Items listed in a dataset:

------------------------------

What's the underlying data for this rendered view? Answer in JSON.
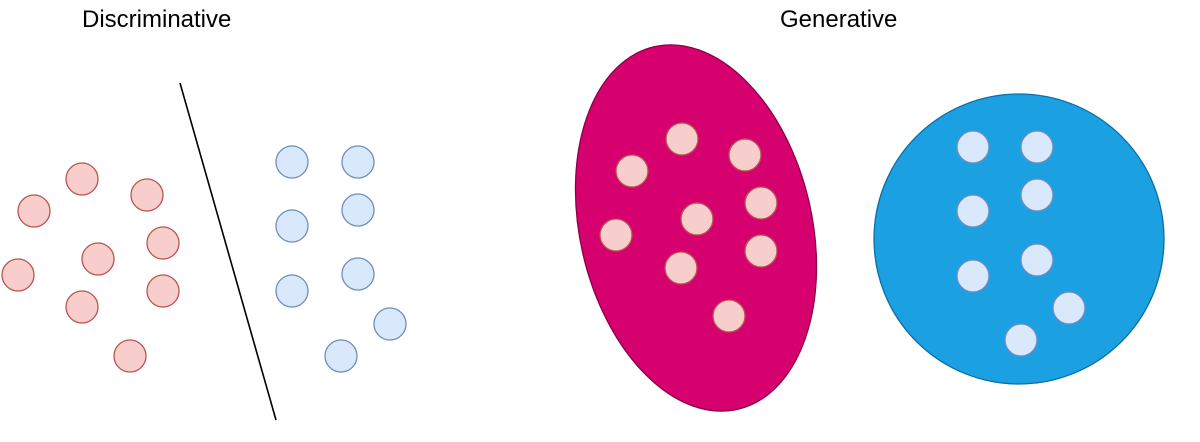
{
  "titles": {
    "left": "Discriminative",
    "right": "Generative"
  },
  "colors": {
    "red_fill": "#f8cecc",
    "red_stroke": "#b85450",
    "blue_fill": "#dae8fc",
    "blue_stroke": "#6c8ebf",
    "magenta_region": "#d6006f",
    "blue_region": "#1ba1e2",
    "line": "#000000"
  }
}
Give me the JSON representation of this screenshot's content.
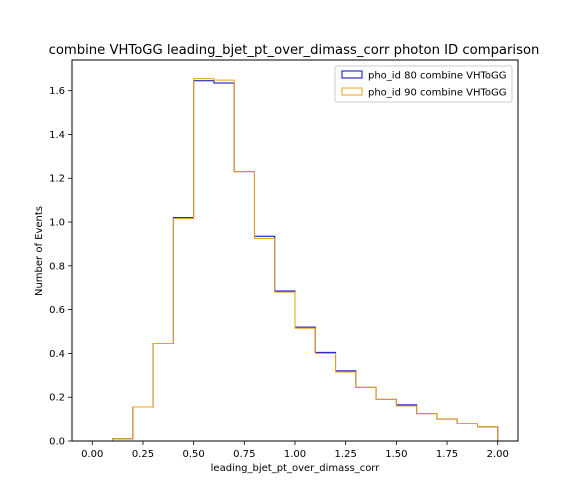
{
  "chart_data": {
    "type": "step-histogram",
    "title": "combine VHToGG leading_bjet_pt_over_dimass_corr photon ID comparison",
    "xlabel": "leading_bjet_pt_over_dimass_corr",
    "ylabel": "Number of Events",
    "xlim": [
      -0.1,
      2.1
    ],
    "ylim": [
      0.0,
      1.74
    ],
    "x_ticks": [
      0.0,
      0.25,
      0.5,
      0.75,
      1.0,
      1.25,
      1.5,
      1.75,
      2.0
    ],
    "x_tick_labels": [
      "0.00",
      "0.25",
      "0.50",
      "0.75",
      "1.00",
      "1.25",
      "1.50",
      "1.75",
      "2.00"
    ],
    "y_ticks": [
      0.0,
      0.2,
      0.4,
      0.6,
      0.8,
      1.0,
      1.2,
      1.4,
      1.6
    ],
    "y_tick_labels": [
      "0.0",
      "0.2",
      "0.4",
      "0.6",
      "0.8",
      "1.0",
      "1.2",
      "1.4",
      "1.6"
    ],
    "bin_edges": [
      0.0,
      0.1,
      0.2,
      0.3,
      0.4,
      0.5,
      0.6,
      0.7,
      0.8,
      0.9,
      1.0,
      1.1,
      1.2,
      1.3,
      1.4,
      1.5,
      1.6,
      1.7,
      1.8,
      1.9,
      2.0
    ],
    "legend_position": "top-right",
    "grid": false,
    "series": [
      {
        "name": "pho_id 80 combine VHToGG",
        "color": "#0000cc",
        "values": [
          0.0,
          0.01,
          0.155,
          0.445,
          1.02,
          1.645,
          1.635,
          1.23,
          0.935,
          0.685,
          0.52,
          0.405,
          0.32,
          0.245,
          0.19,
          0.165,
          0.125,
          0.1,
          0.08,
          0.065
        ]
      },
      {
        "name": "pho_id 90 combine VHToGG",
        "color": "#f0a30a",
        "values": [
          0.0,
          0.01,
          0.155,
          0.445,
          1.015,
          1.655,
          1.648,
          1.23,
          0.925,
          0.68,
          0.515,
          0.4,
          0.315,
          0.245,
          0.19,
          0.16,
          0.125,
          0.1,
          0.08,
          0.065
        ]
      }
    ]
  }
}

------------------------------

● Task brief:
Select every line where the word "combine" occurs.

● Expected answer:
    "title": "combine VHToGG leading_bjet_pt_over_dimass_corr photon ID comparison",
        "name": "pho_id 80 combine VHToGG",
        "name": "pho_id 90 combine VHToGG",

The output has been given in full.